## START

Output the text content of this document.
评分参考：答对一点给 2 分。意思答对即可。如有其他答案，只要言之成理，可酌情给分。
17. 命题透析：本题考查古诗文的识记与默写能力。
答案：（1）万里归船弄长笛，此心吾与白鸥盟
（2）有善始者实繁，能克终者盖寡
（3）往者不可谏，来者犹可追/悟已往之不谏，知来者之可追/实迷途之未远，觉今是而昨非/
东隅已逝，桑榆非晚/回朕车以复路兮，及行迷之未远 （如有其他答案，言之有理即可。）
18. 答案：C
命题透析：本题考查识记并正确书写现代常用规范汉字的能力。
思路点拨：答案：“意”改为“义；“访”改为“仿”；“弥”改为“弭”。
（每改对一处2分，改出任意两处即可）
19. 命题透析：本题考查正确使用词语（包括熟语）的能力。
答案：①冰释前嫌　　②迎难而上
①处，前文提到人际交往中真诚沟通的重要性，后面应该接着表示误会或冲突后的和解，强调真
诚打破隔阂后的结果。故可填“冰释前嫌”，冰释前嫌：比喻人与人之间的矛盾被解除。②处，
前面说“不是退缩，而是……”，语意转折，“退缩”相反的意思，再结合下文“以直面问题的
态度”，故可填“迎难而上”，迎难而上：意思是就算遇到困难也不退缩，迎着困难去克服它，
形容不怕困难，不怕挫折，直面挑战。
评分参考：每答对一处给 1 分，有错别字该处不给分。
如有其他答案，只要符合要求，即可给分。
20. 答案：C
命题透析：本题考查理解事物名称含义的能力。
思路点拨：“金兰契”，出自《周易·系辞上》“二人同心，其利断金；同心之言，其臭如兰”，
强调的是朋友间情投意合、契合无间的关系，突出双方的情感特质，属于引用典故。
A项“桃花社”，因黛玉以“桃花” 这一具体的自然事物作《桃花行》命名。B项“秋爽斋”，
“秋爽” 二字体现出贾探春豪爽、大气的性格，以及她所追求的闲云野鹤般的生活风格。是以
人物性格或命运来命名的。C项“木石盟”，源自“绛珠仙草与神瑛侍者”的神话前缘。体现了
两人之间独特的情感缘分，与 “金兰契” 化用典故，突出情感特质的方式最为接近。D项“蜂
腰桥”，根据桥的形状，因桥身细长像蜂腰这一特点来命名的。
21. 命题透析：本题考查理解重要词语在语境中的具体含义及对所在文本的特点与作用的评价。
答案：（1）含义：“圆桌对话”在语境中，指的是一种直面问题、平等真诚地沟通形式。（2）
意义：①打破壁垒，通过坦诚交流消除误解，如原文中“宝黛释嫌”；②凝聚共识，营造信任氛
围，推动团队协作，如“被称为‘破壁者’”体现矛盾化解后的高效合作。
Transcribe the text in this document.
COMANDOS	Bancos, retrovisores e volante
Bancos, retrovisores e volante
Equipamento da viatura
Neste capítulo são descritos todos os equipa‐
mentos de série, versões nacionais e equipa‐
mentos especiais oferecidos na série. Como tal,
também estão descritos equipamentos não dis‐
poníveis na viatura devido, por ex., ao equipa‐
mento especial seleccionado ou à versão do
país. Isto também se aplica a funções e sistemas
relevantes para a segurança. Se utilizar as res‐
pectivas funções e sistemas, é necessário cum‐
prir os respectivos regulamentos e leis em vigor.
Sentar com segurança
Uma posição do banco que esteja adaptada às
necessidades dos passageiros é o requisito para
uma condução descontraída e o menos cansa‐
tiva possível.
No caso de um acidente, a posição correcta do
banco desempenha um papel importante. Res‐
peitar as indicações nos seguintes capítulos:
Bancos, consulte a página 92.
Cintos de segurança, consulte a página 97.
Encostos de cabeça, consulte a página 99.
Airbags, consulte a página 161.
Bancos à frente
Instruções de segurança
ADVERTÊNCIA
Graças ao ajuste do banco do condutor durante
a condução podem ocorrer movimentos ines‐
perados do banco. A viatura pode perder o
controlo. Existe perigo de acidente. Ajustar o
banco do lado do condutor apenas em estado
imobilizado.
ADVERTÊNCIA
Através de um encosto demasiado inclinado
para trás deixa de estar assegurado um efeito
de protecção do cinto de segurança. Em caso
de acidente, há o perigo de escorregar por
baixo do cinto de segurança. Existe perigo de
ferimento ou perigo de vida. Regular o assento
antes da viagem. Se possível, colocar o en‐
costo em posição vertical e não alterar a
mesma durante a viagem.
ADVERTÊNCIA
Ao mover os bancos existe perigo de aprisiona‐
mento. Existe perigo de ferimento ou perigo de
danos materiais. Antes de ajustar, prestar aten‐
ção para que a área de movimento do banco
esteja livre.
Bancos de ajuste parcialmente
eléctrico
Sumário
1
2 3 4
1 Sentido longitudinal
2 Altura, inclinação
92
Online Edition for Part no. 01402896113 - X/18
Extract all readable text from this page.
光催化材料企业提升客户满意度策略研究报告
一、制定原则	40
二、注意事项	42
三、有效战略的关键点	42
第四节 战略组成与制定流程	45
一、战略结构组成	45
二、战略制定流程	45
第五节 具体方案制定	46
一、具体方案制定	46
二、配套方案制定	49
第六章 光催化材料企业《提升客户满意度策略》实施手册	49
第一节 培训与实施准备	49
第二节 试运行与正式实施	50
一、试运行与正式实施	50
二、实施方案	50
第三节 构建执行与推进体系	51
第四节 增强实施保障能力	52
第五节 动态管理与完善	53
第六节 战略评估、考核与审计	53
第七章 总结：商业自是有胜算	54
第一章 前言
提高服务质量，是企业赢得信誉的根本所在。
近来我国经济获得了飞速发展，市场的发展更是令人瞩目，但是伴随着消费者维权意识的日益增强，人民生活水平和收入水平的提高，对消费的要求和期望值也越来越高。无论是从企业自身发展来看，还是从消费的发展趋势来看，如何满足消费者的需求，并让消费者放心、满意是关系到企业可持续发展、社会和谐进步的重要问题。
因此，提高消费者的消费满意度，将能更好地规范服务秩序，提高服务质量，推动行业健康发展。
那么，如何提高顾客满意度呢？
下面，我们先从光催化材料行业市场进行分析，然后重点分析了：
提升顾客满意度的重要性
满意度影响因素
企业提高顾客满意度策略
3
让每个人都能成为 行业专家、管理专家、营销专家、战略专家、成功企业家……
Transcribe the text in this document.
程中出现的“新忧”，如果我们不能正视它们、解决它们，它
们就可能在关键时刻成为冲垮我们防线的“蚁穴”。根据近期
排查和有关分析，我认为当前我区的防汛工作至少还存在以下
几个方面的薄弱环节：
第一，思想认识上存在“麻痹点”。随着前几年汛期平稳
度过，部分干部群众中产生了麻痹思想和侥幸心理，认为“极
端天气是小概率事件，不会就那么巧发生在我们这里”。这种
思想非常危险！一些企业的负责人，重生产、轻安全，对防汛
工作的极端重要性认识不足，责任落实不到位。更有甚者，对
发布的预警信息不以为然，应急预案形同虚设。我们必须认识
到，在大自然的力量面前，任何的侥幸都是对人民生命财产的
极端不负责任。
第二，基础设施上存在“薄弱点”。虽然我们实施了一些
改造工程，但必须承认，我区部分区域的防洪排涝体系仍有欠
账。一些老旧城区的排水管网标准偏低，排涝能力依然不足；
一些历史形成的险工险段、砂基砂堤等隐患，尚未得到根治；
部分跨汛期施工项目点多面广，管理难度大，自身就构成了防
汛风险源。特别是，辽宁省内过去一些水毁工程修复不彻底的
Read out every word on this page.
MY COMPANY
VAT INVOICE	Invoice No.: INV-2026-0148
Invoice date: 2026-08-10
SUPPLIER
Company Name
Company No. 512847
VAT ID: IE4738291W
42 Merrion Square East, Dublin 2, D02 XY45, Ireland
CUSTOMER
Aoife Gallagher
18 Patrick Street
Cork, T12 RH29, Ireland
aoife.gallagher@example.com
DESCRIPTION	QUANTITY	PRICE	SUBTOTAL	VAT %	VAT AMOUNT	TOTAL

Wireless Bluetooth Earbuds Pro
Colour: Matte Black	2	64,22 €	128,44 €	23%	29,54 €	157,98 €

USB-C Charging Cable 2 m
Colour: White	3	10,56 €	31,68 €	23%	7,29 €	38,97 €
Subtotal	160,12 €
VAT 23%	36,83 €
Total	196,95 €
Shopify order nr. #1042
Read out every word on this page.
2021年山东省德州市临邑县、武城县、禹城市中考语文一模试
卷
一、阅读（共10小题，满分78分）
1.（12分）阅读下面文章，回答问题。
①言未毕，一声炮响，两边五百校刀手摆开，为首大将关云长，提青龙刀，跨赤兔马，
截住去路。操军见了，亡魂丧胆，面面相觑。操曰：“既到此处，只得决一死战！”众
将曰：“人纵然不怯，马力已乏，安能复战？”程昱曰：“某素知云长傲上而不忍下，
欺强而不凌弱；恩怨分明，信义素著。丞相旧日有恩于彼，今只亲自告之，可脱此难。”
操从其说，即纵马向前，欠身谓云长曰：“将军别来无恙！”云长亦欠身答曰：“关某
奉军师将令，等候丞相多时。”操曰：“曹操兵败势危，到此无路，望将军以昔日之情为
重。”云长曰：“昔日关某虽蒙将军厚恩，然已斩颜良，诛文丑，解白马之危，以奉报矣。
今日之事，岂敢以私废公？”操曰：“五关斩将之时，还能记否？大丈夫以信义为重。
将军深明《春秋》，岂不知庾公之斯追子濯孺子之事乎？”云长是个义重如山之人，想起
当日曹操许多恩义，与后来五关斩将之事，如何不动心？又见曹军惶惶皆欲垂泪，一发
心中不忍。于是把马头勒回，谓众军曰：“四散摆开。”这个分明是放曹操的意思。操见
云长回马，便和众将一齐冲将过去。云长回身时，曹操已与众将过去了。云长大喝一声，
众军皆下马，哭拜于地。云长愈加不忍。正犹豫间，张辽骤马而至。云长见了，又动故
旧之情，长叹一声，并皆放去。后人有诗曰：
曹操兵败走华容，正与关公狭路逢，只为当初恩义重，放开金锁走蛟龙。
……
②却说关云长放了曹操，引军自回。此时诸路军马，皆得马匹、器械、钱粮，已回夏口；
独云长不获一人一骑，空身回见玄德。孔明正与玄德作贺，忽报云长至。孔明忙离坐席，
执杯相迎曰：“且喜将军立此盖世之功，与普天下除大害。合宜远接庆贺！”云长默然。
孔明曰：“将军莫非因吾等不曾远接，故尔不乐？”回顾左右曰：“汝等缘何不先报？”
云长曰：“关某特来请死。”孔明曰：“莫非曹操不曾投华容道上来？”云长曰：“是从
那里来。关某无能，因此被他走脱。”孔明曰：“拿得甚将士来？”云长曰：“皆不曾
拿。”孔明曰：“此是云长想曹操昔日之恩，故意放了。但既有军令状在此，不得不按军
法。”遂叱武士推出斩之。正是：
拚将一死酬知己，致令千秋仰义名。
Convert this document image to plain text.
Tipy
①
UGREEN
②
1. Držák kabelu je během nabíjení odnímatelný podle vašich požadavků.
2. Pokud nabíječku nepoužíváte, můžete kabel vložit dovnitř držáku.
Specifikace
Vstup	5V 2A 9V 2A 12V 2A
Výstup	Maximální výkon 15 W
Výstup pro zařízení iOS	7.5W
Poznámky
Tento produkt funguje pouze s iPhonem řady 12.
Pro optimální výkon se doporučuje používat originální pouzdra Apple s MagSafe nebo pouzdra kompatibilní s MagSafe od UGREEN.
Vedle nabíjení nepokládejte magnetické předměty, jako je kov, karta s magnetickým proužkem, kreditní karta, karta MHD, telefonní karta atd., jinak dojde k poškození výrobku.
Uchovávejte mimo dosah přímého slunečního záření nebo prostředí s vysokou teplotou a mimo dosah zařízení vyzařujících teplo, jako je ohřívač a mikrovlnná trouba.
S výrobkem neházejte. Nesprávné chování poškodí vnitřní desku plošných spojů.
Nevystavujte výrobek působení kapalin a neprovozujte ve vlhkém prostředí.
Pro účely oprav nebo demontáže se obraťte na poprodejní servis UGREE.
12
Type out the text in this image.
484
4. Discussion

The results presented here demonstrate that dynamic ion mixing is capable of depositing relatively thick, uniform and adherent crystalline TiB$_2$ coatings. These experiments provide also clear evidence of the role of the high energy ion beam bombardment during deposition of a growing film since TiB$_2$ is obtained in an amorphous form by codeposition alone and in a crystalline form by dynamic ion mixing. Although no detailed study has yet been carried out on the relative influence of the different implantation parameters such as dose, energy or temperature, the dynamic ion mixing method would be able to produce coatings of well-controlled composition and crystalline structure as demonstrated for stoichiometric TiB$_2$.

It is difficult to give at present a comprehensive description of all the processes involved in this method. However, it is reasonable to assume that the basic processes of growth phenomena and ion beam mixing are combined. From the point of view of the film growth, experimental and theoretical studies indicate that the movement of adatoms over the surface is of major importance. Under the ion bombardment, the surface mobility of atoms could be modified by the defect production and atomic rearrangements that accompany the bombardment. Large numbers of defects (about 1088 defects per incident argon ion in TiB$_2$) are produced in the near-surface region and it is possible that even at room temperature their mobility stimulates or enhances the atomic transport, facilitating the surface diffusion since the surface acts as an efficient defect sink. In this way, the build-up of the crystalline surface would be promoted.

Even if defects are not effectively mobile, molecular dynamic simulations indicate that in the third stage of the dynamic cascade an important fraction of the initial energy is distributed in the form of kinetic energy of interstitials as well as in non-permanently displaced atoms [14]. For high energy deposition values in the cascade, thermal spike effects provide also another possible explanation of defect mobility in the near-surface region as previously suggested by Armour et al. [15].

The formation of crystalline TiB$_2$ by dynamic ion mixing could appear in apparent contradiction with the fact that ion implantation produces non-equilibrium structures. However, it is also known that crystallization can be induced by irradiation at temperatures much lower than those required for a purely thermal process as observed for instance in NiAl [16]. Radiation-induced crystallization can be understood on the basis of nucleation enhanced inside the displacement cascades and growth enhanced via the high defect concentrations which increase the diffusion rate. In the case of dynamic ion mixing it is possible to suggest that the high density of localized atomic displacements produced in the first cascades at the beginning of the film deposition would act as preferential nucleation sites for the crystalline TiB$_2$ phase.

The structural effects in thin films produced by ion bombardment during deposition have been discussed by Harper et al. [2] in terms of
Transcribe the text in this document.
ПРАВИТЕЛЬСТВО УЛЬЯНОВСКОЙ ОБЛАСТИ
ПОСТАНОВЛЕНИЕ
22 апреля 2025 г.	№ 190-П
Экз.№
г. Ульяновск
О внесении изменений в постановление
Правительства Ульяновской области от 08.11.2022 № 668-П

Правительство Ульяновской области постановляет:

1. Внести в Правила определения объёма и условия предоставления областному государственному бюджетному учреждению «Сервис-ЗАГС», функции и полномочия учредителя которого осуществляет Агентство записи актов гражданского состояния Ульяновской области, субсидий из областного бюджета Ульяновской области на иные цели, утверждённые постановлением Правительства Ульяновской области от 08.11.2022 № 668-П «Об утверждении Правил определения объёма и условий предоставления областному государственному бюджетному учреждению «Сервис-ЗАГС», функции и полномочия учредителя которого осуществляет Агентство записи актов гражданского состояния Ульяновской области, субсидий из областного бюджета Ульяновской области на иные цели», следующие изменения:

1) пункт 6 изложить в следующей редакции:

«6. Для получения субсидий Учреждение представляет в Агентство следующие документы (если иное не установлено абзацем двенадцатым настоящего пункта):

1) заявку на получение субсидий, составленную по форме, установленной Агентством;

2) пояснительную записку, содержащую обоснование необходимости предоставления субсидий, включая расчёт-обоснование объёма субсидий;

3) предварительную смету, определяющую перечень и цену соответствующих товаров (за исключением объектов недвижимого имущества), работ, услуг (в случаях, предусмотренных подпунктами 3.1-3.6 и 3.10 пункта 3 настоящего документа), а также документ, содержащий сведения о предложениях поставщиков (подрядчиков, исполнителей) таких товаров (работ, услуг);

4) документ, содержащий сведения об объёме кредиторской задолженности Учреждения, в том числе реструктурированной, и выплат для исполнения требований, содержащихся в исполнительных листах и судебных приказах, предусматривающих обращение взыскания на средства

## END

In the entries above, find each line with the string "série" and copy it.

mentos de série, versões nacionais e equipa‐
mentos especiais oferecidos na série. Como tal,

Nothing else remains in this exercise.